EXERCISE AIM:
Tally the lines that include "προωθούνται". Output the number only.

MATERIAL FOR THE TASK:
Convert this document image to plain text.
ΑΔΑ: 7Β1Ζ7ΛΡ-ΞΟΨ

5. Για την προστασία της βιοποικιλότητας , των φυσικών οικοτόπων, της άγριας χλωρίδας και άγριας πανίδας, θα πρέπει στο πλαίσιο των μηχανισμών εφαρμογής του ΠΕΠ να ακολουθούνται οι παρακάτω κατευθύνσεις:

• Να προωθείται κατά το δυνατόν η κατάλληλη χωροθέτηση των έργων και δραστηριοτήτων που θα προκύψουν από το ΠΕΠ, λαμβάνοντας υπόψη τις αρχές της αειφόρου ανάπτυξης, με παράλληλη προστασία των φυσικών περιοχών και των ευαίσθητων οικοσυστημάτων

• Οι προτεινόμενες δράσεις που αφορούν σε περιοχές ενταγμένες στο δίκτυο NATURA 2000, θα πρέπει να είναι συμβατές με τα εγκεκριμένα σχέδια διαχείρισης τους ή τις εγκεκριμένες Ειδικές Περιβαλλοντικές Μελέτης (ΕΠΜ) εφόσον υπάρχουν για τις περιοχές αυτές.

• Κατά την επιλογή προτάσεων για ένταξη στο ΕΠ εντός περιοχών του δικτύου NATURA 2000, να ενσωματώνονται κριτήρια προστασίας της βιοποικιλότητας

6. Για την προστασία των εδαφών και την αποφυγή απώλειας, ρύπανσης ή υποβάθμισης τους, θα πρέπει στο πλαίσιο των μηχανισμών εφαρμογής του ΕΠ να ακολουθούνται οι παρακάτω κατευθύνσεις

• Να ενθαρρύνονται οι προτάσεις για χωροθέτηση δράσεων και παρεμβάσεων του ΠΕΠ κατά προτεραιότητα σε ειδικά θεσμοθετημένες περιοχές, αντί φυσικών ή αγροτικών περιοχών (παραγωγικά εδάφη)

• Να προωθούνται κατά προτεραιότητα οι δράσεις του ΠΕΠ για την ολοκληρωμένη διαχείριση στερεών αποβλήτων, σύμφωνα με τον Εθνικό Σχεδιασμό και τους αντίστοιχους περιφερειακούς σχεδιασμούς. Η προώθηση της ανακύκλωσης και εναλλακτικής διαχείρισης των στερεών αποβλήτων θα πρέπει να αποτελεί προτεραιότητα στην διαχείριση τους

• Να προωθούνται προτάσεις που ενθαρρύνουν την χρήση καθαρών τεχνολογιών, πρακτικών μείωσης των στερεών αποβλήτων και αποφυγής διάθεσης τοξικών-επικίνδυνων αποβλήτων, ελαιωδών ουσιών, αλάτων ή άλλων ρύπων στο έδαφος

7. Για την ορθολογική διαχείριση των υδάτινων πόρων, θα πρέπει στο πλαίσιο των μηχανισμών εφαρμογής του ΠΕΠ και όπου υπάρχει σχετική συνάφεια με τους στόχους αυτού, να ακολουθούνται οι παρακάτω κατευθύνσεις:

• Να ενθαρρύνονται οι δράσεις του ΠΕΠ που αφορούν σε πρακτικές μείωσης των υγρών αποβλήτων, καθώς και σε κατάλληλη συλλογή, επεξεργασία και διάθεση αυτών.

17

SOLUTION FOR THIS TASK:
2